→ Task prompt
Write out the records beneath this line exactly as they appear, minus any images.
## START Data extract
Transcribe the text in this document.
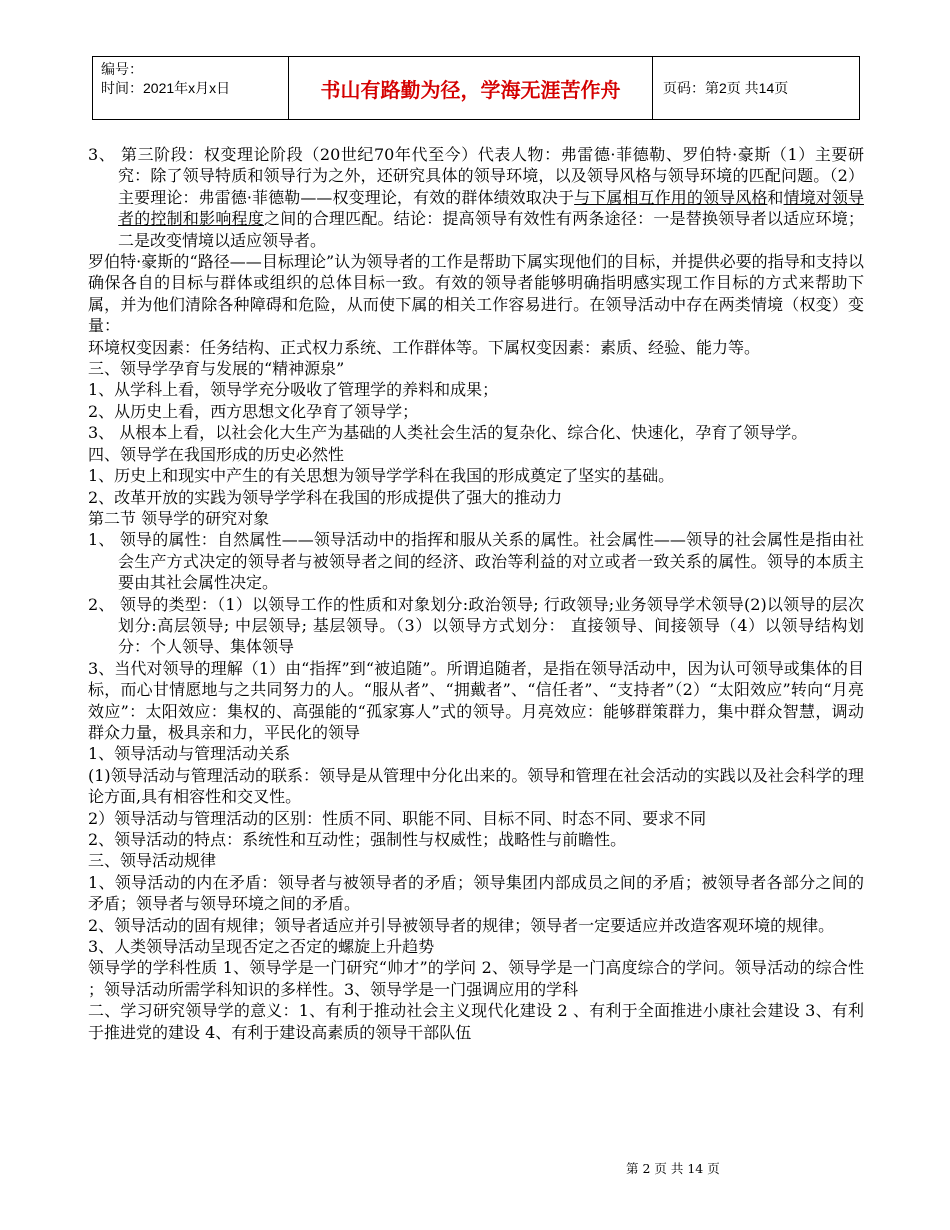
编号：
时间：2021年x月x日	书山有路勤为径，学海无涯苦作舟	页码：第2页 共14页

3、 第三阶段：权变理论阶段（20世纪70年代至今）代表人物：弗雷德·菲德勒、罗伯特·豪斯（1）主要研究：除了领导特质和领导行为之外，还研究具体的领导环境，以及领导风格与领导环境的匹配问题。（2）主要理论：弗雷德·菲德勒——权变理论，有效的群体绩效取决于与下属相互作用的领导风格和情境对领导者的控制和影响程度之间的合理匹配。结论：提高领导有效性有两条途径：一是替换领导者以适应环境；二是改变情境以适应领导者。

罗伯特·豪斯的“路径——目标理论”认为领导者的工作是帮助下属实现他们的目标，并提供必要的指导和支持以确保各自的目标与群体或组织的总体目标一致。有效的领导者能够明确指明感实现工作目标的方式来帮助下属，并为他们清除各种障碍和危险，从而使下属的相关工作容易进行。在领导活动中存在两类情境（权变）变量：

环境权变因素：任务结构、正式权力系统、工作群体等。下属权变因素：素质、经验、能力等。

三、领导学孕育与发展的“精神源泉”

1、从学科上看，领导学充分吸收了管理学的养料和成果；

2、从历史上看，西方思想文化孕育了领导学；

3、 从根本上看，以社会化大生产为基础的人类社会生活的复杂化、综合化、快速化，孕育了领导学。

四、领导学在我国形成的历史必然性

1、历史上和现实中产生的有关思想为领导学学科在我国的形成奠定了坚实的基础。

2、改革开放的实践为领导学学科在我国的形成提供了强大的推动力

第二节 领导学的研究对象

1、 领导的属性：自然属性——领导活动中的指挥和服从关系的属性。社会属性——领导的社会属性是指由社会生产方式决定的领导者与被领导者之间的经济、政治等利益的对立或者一致关系的属性。领导的本质主要由其社会属性决定。

2、 领导的类型：（1）以领导工作的性质和对象划分:政治领导; 行政领导;业务领导学术领导(2)以领导的层次划分:高层领导; 中层领导; 基层领导。（3）以领导方式划分： 直接领导、间接领导（4）以领导结构划分：个人领导、集体领导

3、当代对领导的理解（1）由“指挥”到“被追随”。所谓追随者，是指在领导活动中，因为认可领导或集体的目标，而心甘情愿地与之共同努力的人。“服从者”、“拥戴者”、“信任者”、“支持者”（2）“太阳效应”转向“月亮效应”：太阳效应：集权的、高强能的“孤家寡人”式的领导。月亮效应：能够群策群力，集中群众智慧，调动群众力量，极具亲和力，平民化的领导

1、领导活动与管理活动关系

(1)领导活动与管理活动的联系：领导是从管理中分化出来的。领导和管理在社会活动的实践以及社会科学的理论方面,具有相容性和交叉性。

2）领导活动与管理活动的区别：性质不同、职能不同、目标不同、时态不同、要求不同

2、领导活动的特点：系统性和互动性；强制性与权威性；战略性与前瞻性。

三、领导活动规律

1、领导活动的内在矛盾：领导者与被领导者的矛盾；领导集团内部成员之间的矛盾；被领导者各部分之间的矛盾；领导者与领导环境之间的矛盾。

2、领导活动的固有规律；领导者适应并引导被领导者的规律；领导者一定要适应并改造客观环境的规律。

3、人类领导活动呈现否定之否定的螺旋上升趋势

领导学的学科性质 1、领导学是一门研究“帅才”的学问 2、领导学是一门高度综合的学问。领导活动的综合性 ；领导活动所需学科知识的多样性。3、领导学是一门强调应用的学科

二、学习研究领导学的意义：1、有利于推动社会主义现代化建设 2 、有利于全面推进小康社会建设 3、有利于推进党的建设 4、有利于建设高素质的领导干部队伍

第 2 页 共 14 页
## END Data extract
→ Finished exercise
Transcribe the text in this document.
编号：
时间：2021年x月x日	书山有路勤为径，学海无涯苦作舟	页码：第2页 共14页

3、 第三阶段：权变理论阶段（20世纪70年代至今）代表人物：弗雷德·菲德勒、罗伯特·豪斯（1）主要研究：除了领导特质和领导行为之外，还研究具体的领导环境，以及领导风格与领导环境的匹配问题。（2）主要理论：弗雷德·菲德勒——权变理论，有效的群体绩效取决于与下属相互作用的领导风格和情境对领导者的控制和影响程度之间的合理匹配。结论：提高领导有效性有两条途径：一是替换领导者以适应环境；二是改变情境以适应领导者。

罗伯特·豪斯的“路径——目标理论”认为领导者的工作是帮助下属实现他们的目标，并提供必要的指导和支持以确保各自的目标与群体或组织的总体目标一致。有效的领导者能够明确指明感实现工作目标的方式来帮助下属，并为他们清除各种障碍和危险，从而使下属的相关工作容易进行。在领导活动中存在两类情境（权变）变量：

环境权变因素：任务结构、正式权力系统、工作群体等。下属权变因素：素质、经验、能力等。

三、领导学孕育与发展的“精神源泉”

1、从学科上看，领导学充分吸收了管理学的养料和成果；

2、从历史上看，西方思想文化孕育了领导学；

3、 从根本上看，以社会化大生产为基础的人类社会生活的复杂化、综合化、快速化，孕育了领导学。

四、领导学在我国形成的历史必然性

1、历史上和现实中产生的有关思想为领导学学科在我国的形成奠定了坚实的基础。

2、改革开放的实践为领导学学科在我国的形成提供了强大的推动力

第二节 领导学的研究对象

1、 领导的属性：自然属性——领导活动中的指挥和服从关系的属性。社会属性——领导的社会属性是指由社会生产方式决定的领导者与被领导者之间的经济、政治等利益的对立或者一致关系的属性。领导的本质主要由其社会属性决定。

2、 领导的类型：（1）以领导工作的性质和对象划分:政治领导; 行政领导;业务领导学术领导(2)以领导的层次划分:高层领导; 中层领导; 基层领导。（3）以领导方式划分： 直接领导、间接领导（4）以领导结构划分：个人领导、集体领导

3、当代对领导的理解（1）由“指挥”到“被追随”。所谓追随者，是指在领导活动中，因为认可领导或集体的目标，而心甘情愿地与之共同努力的人。“服从者”、“拥戴者”、“信任者”、“支持者”（2）“太阳效应”转向“月亮效应”：太阳效应：集权的、高强能的“孤家寡人”式的领导。月亮效应：能够群策群力，集中群众智慧，调动群众力量，极具亲和力，平民化的领导

1、领导活动与管理活动关系

(1)领导活动与管理活动的联系：领导是从管理中分化出来的。领导和管理在社会活动的实践以及社会科学的理论方面,具有相容性和交叉性。

2）领导活动与管理活动的区别：性质不同、职能不同、目标不同、时态不同、要求不同

2、领导活动的特点：系统性和互动性；强制性与权威性；战略性与前瞻性。

三、领导活动规律

1、领导活动的内在矛盾：领导者与被领导者的矛盾；领导集团内部成员之间的矛盾；被领导者各部分之间的矛盾；领导者与领导环境之间的矛盾。

2、领导活动的固有规律；领导者适应并引导被领导者的规律；领导者一定要适应并改造客观环境的规律。

3、人类领导活动呈现否定之否定的螺旋上升趋势

领导学的学科性质 1、领导学是一门研究“帅才”的学问 2、领导学是一门高度综合的学问。领导活动的综合性 ；领导活动所需学科知识的多样性。3、领导学是一门强调应用的学科

二、学习研究领导学的意义：1、有利于推动社会主义现代化建设 2 、有利于全面推进小康社会建设 3、有利于推进党的建设 4、有利于建设高素质的领导干部队伍

第 2 页 共 14 页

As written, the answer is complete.